▸ DESCRIPTION OF THE TASK
Each record must be retyped in full. No character may differ.

--------------------------------------------------

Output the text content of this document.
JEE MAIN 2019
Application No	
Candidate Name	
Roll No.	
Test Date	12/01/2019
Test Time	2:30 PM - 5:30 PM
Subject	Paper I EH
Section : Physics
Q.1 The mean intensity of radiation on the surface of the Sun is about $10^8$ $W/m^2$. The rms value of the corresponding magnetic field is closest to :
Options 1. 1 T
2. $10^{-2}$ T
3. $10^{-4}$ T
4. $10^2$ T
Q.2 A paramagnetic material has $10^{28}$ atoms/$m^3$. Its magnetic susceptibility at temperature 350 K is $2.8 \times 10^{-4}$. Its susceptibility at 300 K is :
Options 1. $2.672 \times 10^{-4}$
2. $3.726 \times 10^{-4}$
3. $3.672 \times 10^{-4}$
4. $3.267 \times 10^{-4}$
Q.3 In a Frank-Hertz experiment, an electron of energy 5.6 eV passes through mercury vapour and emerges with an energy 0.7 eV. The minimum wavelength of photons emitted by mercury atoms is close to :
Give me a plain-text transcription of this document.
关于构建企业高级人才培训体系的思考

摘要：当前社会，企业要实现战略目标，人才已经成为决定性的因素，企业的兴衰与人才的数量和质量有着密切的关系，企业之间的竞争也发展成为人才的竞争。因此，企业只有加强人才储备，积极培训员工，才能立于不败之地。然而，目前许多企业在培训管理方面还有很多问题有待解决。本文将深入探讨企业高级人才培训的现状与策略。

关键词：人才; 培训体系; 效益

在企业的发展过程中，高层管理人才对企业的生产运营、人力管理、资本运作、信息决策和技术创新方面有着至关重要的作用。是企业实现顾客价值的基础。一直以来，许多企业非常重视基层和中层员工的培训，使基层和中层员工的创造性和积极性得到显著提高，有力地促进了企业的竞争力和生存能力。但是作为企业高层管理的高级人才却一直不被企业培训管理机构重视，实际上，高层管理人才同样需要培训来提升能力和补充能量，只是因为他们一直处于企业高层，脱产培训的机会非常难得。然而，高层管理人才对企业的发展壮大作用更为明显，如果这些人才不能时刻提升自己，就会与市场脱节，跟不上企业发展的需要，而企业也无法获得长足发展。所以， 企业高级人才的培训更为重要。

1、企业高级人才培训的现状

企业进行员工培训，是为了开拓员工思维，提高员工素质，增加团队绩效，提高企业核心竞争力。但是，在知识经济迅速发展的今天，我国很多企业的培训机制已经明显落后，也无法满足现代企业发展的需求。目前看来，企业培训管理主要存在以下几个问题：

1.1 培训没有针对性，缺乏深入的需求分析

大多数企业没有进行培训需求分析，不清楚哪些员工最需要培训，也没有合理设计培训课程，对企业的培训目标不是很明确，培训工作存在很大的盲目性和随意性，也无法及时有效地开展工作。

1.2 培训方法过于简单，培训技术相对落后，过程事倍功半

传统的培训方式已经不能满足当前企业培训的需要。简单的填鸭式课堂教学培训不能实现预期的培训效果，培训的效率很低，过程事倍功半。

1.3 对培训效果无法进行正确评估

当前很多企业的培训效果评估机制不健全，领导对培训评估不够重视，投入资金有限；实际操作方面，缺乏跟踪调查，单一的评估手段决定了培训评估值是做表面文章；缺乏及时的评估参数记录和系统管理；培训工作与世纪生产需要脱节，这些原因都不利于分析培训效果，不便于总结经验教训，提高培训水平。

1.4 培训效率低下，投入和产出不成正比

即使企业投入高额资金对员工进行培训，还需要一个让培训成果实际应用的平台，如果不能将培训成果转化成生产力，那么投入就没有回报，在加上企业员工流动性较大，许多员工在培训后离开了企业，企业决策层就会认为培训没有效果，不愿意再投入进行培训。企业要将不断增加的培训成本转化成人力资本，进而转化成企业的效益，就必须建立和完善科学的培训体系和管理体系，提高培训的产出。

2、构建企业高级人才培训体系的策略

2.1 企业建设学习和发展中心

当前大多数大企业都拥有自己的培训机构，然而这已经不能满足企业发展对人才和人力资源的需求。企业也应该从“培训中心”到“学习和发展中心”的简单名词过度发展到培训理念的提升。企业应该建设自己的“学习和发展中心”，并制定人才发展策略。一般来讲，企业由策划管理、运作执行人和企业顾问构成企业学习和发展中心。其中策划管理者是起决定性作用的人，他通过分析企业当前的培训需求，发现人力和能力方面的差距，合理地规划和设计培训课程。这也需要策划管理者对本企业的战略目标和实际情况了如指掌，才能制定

--------------------------------------------------

▸ TASK SOLUTION
Output the text content of this document.
JEE MAIN 2019
Application No	
Candidate Name	
Roll No.	
Test Date	12/01/2019
Test Time	2:30 PM - 5:30 PM
Subject	Paper I EH
Section : Physics
Q.1 The mean intensity of radiation on the surface of the Sun is about $10^8$ $W/m^2$. The rms value of the corresponding magnetic field is closest to :
Options 1. 1 T
2. $10^{-2}$ T
3. $10^{-4}$ T
4. $10^2$ T
Q.2 A paramagnetic material has $10^{28}$ atoms/$m^3$. Its magnetic susceptibility at temperature 350 K is $2.8 \times 10^{-4}$. Its susceptibility at 300 K is :
Options 1. $2.672 \times 10^{-4}$
2. $3.726 \times 10^{-4}$
3. $3.672 \times 10^{-4}$
4. $3.267 \times 10^{-4}$
Q.3 In a Frank-Hertz experiment, an electron of energy 5.6 eV passes through mercury vapour and emerges with an energy 0.7 eV. The minimum wavelength of photons emitted by mercury atoms is close to :
Give me a plain-text transcription of this document.
关于构建企业高级人才培训体系的思考

摘要：当前社会，企业要实现战略目标，人才已经成为决定性的因素，企业的兴衰与人才的数量和质量有着密切的关系，企业之间的竞争也发展成为人才的竞争。因此，企业只有加强人才储备，积极培训员工，才能立于不败之地。然而，目前许多企业在培训管理方面还有很多问题有待解决。本文将深入探讨企业高级人才培训的现状与策略。

关键词：人才; 培训体系; 效益

在企业的发展过程中，高层管理人才对企业的生产运营、人力管理、资本运作、信息决策和技术创新方面有着至关重要的作用。是企业实现顾客价值的基础。一直以来，许多企业非常重视基层和中层员工的培训，使基层和中层员工的创造性和积极性得到显著提高，有力地促进了企业的竞争力和生存能力。但是作为企业高层管理的高级人才却一直不被企业培训管理机构重视，实际上，高层管理人才同样需要培训来提升能力和补充能量，只是因为他们一直处于企业高层，脱产培训的机会非常难得。然而，高层管理人才对企业的发展壮大作用更为明显，如果这些人才不能时刻提升自己，就会与市场脱节，跟不上企业发展的需要，而企业也无法获得长足发展。所以， 企业高级人才的培训更为重要。

1、企业高级人才培训的现状

企业进行员工培训，是为了开拓员工思维，提高员工素质，增加团队绩效，提高企业核心竞争力。但是，在知识经济迅速发展的今天，我国很多企业的培训机制已经明显落后，也无法满足现代企业发展的需求。目前看来，企业培训管理主要存在以下几个问题：

1.1 培训没有针对性，缺乏深入的需求分析

大多数企业没有进行培训需求分析，不清楚哪些员工最需要培训，也没有合理设计培训课程，对企业的培训目标不是很明确，培训工作存在很大的盲目性和随意性，也无法及时有效地开展工作。

1.2 培训方法过于简单，培训技术相对落后，过程事倍功半

传统的培训方式已经不能满足当前企业培训的需要。简单的填鸭式课堂教学培训不能实现预期的培训效果，培训的效率很低，过程事倍功半。

1.3 对培训效果无法进行正确评估

当前很多企业的培训效果评估机制不健全，领导对培训评估不够重视，投入资金有限；实际操作方面，缺乏跟踪调查，单一的评估手段决定了培训评估值是做表面文章；缺乏及时的评估参数记录和系统管理；培训工作与世纪生产需要脱节，这些原因都不利于分析培训效果，不便于总结经验教训，提高培训水平。

1.4 培训效率低下，投入和产出不成正比

即使企业投入高额资金对员工进行培训，还需要一个让培训成果实际应用的平台，如果不能将培训成果转化成生产力，那么投入就没有回报，在加上企业员工流动性较大，许多员工在培训后离开了企业，企业决策层就会认为培训没有效果，不愿意再投入进行培训。企业要将不断增加的培训成本转化成人力资本，进而转化成企业的效益，就必须建立和完善科学的培训体系和管理体系，提高培训的产出。

2、构建企业高级人才培训体系的策略

2.1 企业建设学习和发展中心

当前大多数大企业都拥有自己的培训机构，然而这已经不能满足企业发展对人才和人力资源的需求。企业也应该从“培训中心”到“学习和发展中心”的简单名词过度发展到培训理念的提升。企业应该建设自己的“学习和发展中心”，并制定人才发展策略。一般来讲，企业由策划管理、运作执行人和企业顾问构成企业学习和发展中心。其中策划管理者是起决定性作用的人，他通过分析企业当前的培训需求，发现人力和能力方面的差距，合理地规划和设计培训课程。这也需要策划管理者对本企业的战略目标和实际情况了如指掌，才能制定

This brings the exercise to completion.